- What you are asked to do
List all the lines in these records that hold "Read".
-- Given entries follows --
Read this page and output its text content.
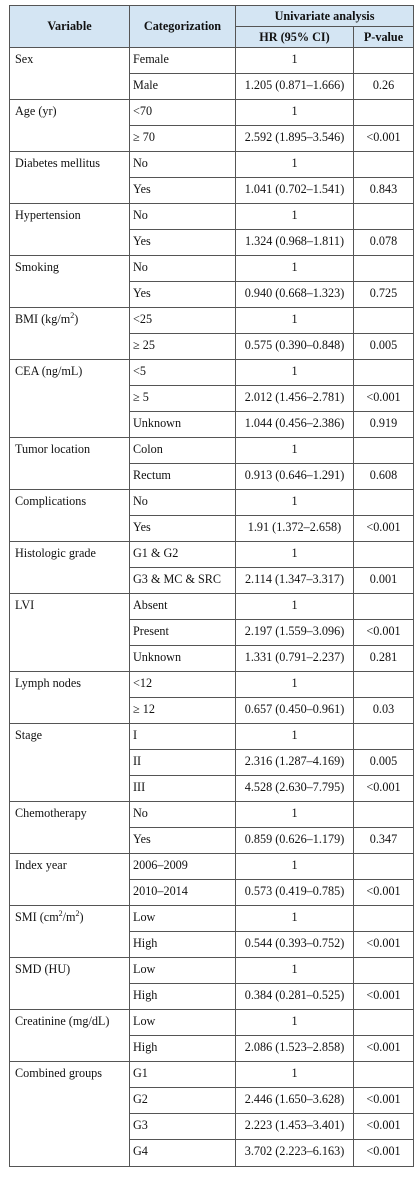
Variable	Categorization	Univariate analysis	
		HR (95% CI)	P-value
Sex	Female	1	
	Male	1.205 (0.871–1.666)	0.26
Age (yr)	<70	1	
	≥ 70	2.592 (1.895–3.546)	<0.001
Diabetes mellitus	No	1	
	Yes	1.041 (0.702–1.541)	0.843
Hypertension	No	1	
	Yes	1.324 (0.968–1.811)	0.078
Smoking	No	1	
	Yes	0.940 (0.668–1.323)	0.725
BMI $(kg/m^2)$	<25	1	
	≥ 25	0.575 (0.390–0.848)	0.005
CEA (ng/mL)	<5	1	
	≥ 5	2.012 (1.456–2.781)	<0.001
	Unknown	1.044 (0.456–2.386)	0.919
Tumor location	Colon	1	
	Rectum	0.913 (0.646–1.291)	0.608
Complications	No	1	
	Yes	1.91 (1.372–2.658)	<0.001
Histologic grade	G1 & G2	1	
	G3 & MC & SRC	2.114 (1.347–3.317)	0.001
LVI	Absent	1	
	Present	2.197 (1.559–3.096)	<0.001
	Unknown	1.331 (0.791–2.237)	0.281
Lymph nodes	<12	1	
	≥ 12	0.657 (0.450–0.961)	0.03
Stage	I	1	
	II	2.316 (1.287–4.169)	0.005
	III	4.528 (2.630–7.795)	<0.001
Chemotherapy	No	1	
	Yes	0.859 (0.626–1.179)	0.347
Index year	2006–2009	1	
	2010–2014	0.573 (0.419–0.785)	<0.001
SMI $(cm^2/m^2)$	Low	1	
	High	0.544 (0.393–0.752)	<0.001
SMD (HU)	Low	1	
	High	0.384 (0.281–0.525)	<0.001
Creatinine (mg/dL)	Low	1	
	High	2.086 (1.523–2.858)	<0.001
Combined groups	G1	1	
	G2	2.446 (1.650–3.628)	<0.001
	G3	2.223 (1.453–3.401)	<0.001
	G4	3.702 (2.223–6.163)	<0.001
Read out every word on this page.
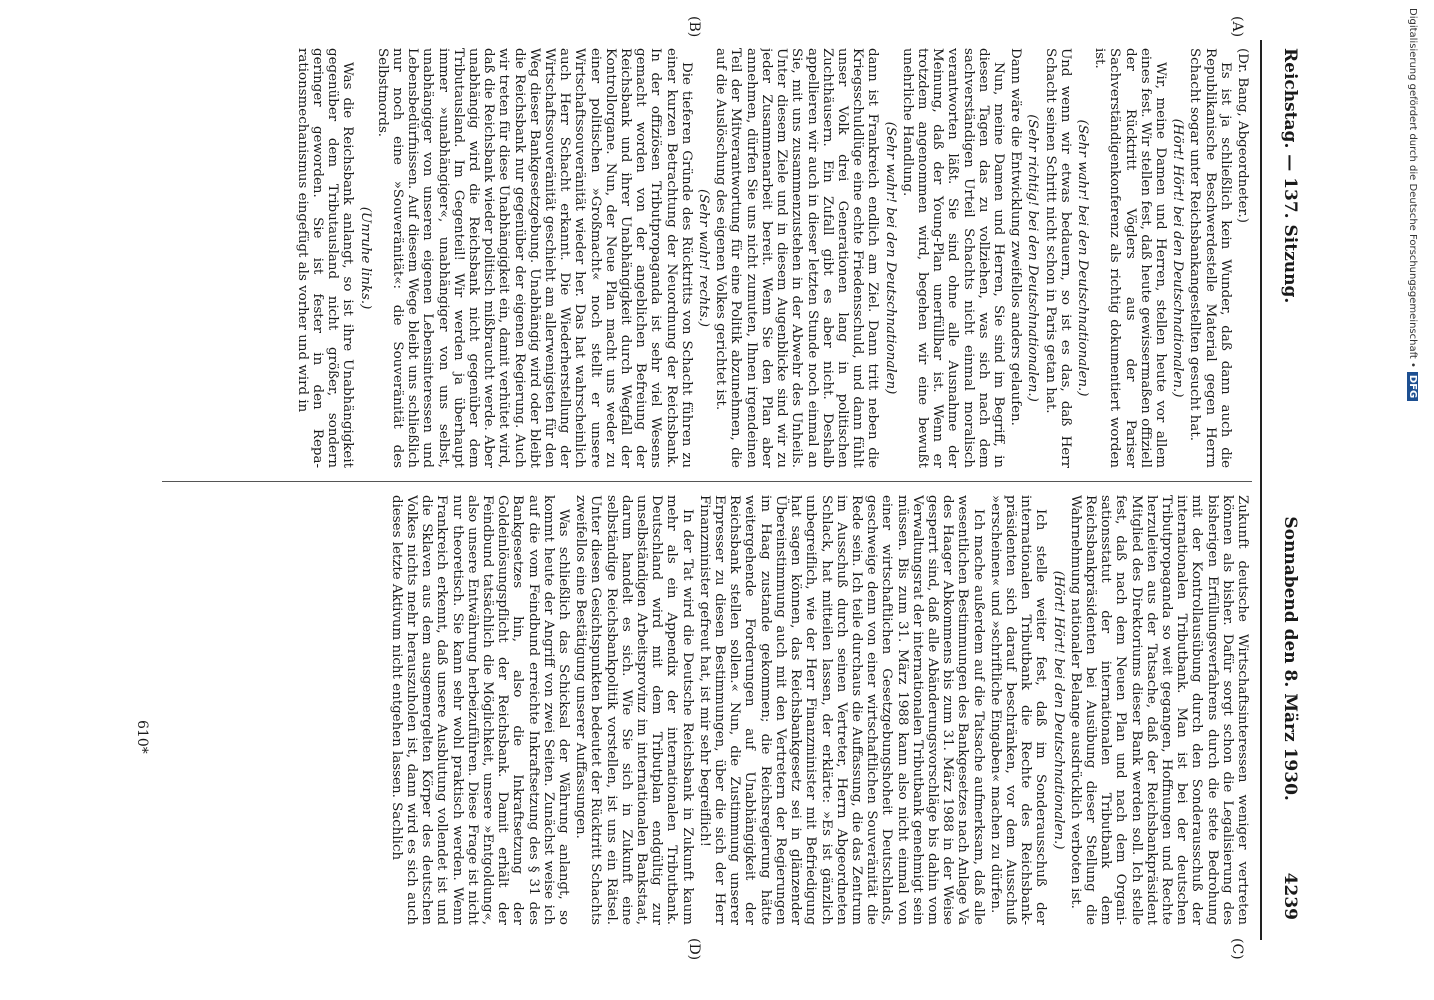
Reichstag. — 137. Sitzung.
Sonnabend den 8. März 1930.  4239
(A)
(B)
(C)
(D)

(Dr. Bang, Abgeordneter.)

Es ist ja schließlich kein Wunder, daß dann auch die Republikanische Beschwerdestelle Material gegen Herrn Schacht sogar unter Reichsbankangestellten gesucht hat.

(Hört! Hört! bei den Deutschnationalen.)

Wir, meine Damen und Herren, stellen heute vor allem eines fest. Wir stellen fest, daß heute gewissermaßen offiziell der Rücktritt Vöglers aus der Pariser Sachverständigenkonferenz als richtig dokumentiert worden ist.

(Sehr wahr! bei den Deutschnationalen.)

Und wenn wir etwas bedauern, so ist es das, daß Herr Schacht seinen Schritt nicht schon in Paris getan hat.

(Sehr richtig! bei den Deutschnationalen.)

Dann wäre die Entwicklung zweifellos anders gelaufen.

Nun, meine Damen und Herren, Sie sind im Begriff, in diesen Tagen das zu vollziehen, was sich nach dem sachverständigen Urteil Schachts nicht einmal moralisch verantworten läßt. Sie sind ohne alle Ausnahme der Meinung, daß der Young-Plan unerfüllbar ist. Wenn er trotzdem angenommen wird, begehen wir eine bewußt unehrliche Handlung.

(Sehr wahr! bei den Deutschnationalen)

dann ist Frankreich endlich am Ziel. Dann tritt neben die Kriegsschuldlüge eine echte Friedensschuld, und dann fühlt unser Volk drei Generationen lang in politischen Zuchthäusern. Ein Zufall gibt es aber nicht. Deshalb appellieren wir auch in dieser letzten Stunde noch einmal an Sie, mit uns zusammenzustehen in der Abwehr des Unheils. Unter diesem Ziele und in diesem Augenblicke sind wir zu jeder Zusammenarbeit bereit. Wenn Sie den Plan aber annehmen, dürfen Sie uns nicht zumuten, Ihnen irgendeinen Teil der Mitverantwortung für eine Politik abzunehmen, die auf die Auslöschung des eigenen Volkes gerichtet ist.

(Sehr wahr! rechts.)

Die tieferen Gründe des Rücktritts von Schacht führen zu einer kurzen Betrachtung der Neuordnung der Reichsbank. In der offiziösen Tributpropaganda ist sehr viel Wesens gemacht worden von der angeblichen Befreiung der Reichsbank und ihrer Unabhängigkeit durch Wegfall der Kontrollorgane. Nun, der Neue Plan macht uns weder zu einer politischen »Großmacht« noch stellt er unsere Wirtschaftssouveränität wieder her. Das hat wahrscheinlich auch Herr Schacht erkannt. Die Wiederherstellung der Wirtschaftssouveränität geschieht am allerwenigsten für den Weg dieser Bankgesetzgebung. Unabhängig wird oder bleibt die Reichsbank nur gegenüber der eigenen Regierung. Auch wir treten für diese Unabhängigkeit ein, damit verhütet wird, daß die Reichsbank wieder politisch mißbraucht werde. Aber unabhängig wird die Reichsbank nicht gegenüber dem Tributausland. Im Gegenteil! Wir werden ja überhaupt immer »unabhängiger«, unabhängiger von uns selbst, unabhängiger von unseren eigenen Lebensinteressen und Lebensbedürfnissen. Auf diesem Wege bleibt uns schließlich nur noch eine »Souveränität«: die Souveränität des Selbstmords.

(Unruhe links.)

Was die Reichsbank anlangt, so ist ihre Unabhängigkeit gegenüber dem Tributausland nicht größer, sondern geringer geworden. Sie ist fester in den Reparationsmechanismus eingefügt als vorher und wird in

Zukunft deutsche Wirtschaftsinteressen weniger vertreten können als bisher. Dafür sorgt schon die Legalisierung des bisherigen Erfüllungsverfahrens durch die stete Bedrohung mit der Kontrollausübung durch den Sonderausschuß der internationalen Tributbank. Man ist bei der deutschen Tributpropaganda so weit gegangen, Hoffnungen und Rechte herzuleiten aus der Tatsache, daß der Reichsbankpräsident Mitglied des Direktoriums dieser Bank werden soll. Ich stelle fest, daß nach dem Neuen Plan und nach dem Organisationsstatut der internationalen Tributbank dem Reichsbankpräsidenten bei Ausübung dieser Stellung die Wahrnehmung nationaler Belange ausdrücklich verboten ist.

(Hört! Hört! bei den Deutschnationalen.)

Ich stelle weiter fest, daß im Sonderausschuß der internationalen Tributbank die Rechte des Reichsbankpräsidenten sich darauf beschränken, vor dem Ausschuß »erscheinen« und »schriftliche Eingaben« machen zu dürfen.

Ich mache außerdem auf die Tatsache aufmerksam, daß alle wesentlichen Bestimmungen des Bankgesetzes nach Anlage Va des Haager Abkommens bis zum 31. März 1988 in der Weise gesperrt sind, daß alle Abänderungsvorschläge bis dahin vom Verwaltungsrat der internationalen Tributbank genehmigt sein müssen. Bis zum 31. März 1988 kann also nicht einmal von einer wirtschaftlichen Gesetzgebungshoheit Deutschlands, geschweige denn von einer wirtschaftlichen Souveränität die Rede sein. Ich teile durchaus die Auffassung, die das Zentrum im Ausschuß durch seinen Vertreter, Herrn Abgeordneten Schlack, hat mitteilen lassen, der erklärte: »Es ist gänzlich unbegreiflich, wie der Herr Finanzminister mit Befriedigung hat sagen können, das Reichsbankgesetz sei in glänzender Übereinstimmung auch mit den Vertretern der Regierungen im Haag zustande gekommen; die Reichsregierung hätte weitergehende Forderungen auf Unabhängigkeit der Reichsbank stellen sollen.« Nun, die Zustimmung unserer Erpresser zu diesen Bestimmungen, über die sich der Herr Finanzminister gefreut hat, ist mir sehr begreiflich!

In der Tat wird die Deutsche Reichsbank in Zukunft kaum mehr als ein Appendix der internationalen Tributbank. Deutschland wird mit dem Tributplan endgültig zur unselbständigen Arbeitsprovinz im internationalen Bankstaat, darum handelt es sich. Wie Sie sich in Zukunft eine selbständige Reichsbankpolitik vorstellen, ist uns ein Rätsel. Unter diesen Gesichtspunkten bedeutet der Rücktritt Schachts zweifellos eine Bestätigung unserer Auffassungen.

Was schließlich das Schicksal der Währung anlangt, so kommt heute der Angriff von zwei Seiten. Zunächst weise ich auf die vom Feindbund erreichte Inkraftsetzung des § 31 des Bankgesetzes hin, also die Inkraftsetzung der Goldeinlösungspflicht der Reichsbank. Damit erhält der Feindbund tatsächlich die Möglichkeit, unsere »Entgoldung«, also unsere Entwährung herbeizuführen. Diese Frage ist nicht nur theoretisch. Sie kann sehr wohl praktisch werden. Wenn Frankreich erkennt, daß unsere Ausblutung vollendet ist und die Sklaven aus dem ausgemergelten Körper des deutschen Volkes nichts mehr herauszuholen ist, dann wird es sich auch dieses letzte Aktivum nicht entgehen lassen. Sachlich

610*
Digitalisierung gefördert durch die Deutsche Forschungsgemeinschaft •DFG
-- Given entries concluded --
-- Given entries follows --
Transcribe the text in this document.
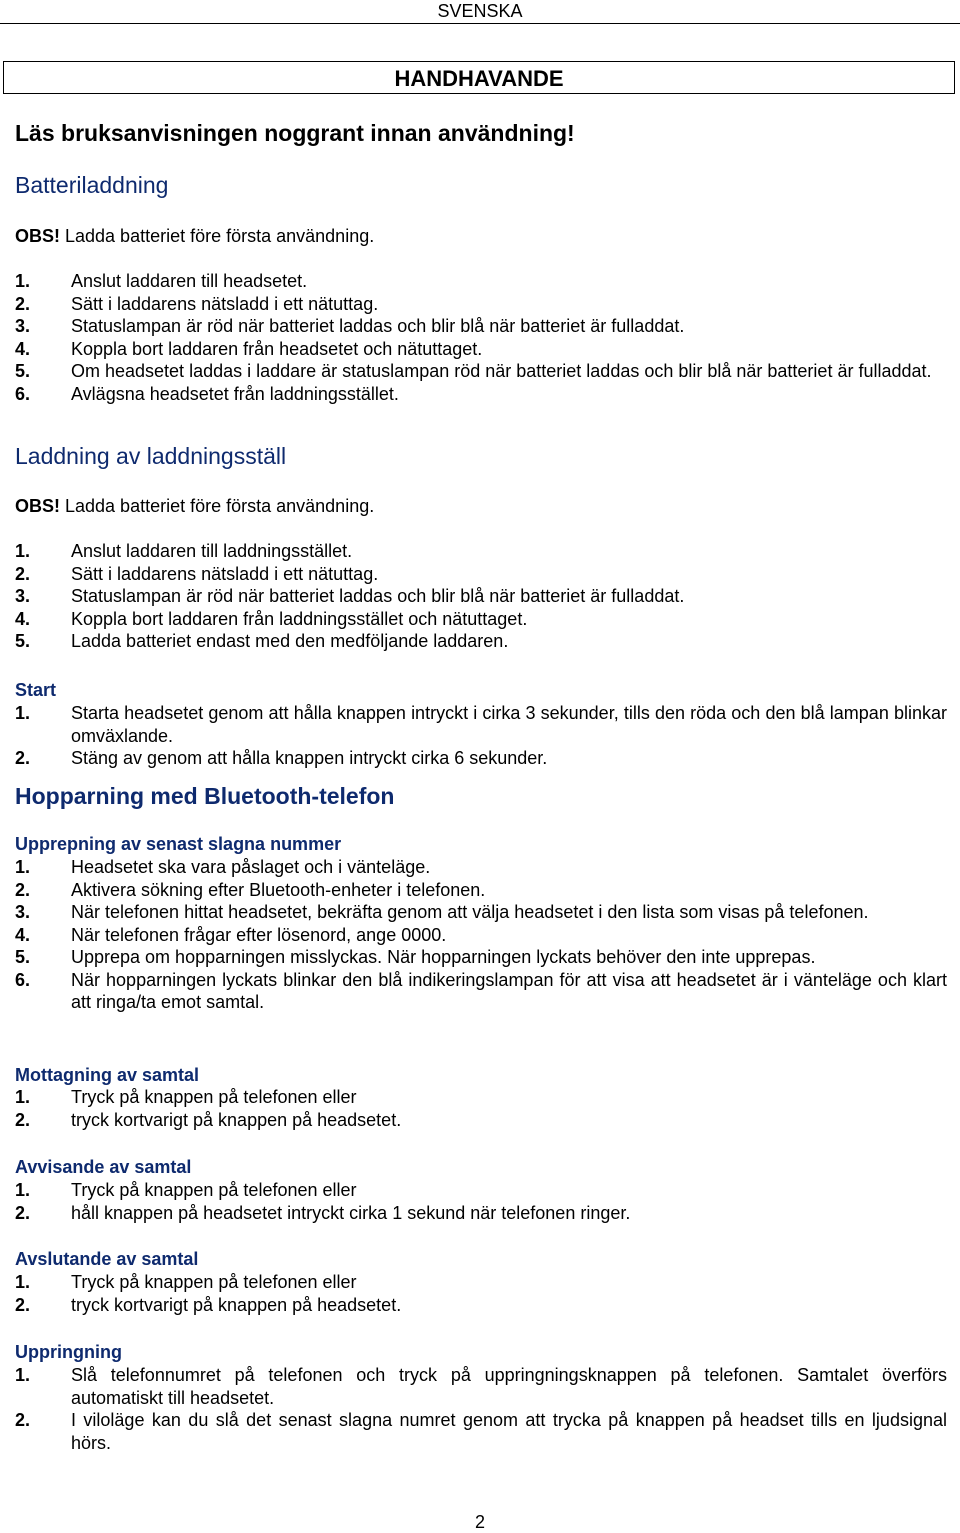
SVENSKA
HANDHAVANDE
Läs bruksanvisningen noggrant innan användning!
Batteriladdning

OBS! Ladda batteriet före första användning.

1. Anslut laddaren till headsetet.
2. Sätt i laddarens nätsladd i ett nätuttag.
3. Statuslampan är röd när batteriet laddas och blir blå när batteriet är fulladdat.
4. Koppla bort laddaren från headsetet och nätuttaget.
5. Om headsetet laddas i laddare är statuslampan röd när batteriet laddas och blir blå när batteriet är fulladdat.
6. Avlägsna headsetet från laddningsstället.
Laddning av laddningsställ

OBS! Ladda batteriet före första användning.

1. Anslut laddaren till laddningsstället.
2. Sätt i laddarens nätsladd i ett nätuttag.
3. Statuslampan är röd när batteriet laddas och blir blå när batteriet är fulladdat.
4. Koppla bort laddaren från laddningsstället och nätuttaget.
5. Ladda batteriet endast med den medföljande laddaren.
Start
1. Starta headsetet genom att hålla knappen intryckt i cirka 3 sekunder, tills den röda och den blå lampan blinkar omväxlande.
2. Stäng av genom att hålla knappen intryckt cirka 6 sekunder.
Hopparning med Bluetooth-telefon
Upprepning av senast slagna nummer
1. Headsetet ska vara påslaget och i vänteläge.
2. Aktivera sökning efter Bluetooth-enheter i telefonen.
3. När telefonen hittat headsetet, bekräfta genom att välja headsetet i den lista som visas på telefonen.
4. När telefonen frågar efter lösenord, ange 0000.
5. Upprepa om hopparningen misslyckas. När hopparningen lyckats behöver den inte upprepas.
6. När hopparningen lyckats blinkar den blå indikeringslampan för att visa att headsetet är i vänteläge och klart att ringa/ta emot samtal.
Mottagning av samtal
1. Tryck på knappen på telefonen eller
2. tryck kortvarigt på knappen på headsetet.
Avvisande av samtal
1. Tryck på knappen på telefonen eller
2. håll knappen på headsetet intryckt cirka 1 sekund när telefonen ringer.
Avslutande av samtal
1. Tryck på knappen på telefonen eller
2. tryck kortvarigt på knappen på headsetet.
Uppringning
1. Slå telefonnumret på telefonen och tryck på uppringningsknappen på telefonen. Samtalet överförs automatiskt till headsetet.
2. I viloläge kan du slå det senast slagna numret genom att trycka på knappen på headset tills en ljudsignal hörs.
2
-- Given entries concluded --
- Expected answer
Read this page and output its text content.
Read out every word on this page.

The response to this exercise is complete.